* [REQUIRED TASK]: Reproduce exactly, with no other output, every line of the data below from the line containing "Serialize everything readable" to the end, inclusive.

* [DATA SUPPLIED]:
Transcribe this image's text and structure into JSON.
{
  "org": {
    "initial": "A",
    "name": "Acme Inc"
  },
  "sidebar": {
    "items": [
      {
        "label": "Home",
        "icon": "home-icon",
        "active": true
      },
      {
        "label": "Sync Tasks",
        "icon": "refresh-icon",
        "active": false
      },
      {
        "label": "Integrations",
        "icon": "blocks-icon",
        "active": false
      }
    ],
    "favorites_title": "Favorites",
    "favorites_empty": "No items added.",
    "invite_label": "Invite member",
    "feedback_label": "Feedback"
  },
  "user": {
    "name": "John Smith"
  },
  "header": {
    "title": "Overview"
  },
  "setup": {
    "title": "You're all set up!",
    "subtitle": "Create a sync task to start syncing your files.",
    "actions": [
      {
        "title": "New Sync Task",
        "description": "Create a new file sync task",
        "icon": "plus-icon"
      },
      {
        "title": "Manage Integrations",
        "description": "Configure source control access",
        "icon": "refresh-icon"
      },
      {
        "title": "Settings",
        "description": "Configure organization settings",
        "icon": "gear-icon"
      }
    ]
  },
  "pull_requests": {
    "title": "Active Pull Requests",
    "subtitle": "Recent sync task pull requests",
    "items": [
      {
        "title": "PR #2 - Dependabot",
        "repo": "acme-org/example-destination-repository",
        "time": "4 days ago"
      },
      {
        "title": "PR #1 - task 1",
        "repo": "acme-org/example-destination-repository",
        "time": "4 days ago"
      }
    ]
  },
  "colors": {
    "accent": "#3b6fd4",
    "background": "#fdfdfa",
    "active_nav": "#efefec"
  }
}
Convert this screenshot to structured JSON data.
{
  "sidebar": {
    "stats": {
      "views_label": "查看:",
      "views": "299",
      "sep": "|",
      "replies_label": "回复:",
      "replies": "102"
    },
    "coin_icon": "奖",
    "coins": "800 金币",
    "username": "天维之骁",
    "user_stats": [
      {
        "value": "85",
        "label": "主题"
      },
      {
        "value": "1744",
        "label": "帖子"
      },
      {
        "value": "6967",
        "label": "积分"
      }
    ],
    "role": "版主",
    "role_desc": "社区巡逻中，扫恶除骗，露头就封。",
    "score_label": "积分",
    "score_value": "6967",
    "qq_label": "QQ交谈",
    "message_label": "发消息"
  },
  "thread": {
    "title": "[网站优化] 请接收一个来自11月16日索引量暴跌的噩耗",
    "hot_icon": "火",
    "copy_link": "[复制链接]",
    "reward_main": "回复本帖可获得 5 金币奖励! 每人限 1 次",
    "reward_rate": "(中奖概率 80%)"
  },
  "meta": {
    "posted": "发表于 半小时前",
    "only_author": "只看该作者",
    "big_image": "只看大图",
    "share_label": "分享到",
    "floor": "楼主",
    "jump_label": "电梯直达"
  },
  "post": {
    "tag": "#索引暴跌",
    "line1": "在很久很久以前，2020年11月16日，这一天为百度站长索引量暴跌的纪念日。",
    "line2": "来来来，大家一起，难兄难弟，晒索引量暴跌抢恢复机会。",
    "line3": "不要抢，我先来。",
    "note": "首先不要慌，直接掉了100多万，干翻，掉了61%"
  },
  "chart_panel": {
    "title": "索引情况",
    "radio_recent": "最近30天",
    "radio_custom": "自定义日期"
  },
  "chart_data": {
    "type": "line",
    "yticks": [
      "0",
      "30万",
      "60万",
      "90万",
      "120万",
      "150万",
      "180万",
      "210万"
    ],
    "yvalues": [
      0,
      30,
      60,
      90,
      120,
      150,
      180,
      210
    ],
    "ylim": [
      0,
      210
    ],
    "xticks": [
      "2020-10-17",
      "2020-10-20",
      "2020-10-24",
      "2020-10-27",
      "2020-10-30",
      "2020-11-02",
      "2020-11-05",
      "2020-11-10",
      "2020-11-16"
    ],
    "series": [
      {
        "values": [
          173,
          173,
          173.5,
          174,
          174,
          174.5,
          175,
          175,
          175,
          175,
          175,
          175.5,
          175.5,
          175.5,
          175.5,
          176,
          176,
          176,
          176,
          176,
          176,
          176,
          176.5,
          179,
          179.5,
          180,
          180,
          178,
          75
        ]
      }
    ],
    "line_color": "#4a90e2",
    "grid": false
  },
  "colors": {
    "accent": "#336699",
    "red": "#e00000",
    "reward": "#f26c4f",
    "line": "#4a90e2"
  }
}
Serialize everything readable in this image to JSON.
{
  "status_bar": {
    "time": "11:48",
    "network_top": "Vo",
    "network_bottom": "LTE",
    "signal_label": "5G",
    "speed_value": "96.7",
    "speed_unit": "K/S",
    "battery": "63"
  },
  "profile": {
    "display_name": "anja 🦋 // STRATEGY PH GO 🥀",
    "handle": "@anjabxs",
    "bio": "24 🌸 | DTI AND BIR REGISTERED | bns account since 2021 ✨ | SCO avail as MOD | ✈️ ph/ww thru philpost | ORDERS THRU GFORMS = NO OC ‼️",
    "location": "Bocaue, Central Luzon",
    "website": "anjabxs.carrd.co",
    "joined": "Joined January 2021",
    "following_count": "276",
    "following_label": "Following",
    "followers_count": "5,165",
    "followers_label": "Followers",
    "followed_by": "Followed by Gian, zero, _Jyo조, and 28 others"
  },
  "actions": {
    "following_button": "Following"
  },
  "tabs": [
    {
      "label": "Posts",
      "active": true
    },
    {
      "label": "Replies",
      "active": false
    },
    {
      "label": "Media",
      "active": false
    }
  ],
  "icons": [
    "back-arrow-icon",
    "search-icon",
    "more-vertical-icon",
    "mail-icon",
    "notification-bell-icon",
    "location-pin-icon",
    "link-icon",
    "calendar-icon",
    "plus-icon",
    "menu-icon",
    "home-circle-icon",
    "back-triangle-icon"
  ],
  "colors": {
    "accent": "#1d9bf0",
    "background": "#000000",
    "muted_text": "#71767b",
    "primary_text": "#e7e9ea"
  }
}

* [COMPLETED TASK]:
Serialize everything readable in this image to JSON.
{
  "status_bar": {
    "time": "11:48",
    "network_top": "Vo",
    "network_bottom": "LTE",
    "signal_label": "5G",
    "speed_value": "96.7",
    "speed_unit": "K/S",
    "battery": "63"
  },
  "profile": {
    "display_name": "anja 🦋 // STRATEGY PH GO 🥀",
    "handle": "@anjabxs",
    "bio": "24 🌸 | DTI AND BIR REGISTERED | bns account since 2021 ✨ | SCO avail as MOD | ✈️ ph/ww thru philpost | ORDERS THRU GFORMS = NO OC ‼️",
    "location": "Bocaue, Central Luzon",
    "website": "anjabxs.carrd.co",
    "joined": "Joined January 2021",
    "following_count": "276",
    "following_label": "Following",
    "followers_count": "5,165",
    "followers_label": "Followers",
    "followed_by": "Followed by Gian, zero, _Jyo조, and 28 others"
  },
  "actions": {
    "following_button": "Following"
  },
  "tabs": [
    {
      "label": "Posts",
      "active": true
    },
    {
      "label": "Replies",
      "active": false
    },
    {
      "label": "Media",
      "active": false
    }
  ],
  "icons": [
    "back-arrow-icon",
    "search-icon",
    "more-vertical-icon",
    "mail-icon",
    "notification-bell-icon",
    "location-pin-icon",
    "link-icon",
    "calendar-icon",
    "plus-icon",
    "menu-icon",
    "home-circle-icon",
    "back-triangle-icon"
  ],
  "colors": {
    "accent": "#1d9bf0",
    "background": "#000000",
    "muted_text": "#71767b",
    "primary_text": "#e7e9ea"
  }
}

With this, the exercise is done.